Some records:
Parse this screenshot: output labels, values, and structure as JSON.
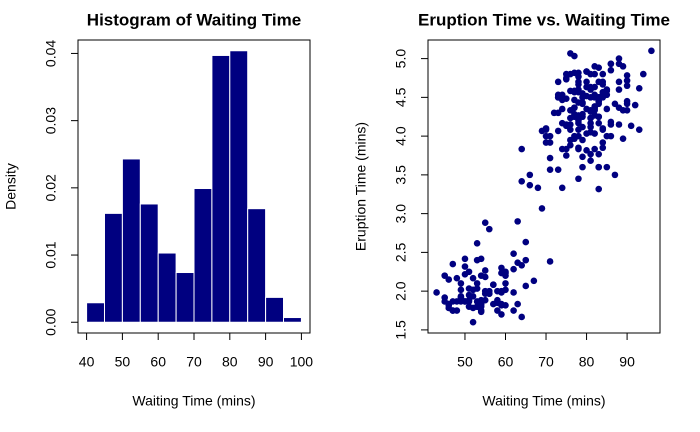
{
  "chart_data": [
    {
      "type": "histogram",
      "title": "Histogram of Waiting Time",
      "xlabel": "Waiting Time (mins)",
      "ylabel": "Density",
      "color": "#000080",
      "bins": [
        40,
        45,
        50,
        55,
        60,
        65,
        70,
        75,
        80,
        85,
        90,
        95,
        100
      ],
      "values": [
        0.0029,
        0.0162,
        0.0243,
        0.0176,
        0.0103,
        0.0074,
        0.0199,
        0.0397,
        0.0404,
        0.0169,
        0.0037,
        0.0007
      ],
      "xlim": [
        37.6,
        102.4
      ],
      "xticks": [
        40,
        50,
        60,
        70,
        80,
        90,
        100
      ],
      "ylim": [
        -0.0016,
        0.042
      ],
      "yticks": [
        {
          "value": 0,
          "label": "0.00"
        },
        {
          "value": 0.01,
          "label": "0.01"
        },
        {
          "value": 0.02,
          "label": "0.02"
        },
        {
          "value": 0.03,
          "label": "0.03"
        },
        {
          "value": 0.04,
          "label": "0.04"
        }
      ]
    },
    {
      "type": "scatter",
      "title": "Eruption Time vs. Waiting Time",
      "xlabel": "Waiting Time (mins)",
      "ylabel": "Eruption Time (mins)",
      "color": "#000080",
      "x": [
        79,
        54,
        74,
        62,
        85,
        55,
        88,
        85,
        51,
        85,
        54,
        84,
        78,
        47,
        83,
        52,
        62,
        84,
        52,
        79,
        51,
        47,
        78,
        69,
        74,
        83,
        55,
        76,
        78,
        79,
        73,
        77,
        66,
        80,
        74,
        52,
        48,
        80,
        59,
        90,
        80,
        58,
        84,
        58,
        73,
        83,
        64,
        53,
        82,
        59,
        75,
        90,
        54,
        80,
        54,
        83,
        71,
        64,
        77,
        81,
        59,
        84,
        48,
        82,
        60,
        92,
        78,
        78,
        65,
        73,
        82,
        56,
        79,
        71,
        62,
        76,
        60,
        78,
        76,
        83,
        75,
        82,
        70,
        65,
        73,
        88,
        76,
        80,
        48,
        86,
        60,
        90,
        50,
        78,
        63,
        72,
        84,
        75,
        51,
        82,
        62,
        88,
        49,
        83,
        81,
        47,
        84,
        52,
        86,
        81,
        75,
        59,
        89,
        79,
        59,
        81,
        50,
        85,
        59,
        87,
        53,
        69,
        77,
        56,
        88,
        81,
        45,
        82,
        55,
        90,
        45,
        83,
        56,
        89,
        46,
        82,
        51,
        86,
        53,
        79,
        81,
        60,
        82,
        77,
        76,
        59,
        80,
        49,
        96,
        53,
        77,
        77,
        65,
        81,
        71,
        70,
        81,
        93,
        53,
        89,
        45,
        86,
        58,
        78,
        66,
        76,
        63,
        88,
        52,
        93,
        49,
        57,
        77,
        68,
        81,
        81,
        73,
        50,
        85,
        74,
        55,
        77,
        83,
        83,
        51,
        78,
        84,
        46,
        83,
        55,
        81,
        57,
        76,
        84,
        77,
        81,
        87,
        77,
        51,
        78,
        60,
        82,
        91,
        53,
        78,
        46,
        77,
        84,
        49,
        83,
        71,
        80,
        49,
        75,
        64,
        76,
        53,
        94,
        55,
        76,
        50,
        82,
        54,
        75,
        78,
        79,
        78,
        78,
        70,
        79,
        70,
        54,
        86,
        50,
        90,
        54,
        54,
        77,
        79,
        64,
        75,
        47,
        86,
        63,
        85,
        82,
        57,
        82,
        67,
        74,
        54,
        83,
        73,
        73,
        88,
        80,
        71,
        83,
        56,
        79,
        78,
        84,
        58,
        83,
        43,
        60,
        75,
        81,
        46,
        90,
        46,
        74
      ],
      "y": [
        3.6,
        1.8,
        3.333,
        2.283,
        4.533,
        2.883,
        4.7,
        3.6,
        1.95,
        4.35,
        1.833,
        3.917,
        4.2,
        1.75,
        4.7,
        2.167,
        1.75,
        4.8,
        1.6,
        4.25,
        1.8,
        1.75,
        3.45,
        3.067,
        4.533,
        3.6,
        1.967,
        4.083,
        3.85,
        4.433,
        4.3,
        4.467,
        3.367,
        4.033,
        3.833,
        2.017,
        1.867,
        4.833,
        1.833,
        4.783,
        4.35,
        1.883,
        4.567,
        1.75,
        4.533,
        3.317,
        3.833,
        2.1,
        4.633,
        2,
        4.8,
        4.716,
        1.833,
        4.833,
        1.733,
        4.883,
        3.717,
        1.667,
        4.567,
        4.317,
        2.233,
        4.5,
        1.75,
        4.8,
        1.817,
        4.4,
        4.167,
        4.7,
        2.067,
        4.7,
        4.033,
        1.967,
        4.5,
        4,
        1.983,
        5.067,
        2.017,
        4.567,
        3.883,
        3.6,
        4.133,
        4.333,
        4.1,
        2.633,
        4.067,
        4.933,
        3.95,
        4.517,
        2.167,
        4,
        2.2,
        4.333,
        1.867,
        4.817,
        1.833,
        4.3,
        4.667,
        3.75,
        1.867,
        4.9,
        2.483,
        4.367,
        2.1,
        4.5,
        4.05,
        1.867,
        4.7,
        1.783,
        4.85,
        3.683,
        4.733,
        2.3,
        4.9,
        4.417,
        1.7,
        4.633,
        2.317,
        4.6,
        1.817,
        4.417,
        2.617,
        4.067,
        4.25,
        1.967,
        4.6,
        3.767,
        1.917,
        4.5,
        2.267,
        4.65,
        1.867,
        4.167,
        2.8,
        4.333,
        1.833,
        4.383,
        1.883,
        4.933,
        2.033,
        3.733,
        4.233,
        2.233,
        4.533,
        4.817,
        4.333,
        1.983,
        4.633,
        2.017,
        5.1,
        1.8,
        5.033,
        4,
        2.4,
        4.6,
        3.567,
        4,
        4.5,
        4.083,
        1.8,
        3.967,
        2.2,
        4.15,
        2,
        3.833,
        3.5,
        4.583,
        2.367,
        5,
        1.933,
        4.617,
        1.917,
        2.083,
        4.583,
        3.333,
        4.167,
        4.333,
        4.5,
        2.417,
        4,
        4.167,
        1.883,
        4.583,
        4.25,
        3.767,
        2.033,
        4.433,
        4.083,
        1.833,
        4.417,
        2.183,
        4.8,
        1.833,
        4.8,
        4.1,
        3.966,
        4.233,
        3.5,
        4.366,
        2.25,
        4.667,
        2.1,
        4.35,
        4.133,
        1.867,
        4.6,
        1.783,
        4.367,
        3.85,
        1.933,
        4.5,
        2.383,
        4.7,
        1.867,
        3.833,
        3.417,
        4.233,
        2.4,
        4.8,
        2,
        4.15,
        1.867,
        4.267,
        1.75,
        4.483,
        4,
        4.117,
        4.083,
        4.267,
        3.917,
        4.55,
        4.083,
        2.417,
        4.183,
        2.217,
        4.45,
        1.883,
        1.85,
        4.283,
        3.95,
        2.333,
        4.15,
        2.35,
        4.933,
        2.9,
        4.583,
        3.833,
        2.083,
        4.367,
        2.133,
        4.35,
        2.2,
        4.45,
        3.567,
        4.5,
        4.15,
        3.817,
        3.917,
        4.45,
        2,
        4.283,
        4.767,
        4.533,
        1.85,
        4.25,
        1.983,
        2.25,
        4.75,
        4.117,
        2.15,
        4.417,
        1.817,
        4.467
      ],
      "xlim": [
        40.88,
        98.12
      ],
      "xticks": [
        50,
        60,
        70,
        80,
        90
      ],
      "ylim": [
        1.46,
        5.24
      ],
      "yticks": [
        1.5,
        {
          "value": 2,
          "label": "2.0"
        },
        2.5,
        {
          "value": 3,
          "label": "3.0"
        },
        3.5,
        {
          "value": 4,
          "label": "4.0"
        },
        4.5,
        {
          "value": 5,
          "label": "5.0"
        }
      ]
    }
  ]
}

### Task
Of the lines in the records, how many contain the word "values"? Answer with the number and nothing else.

### Solution for this problem
2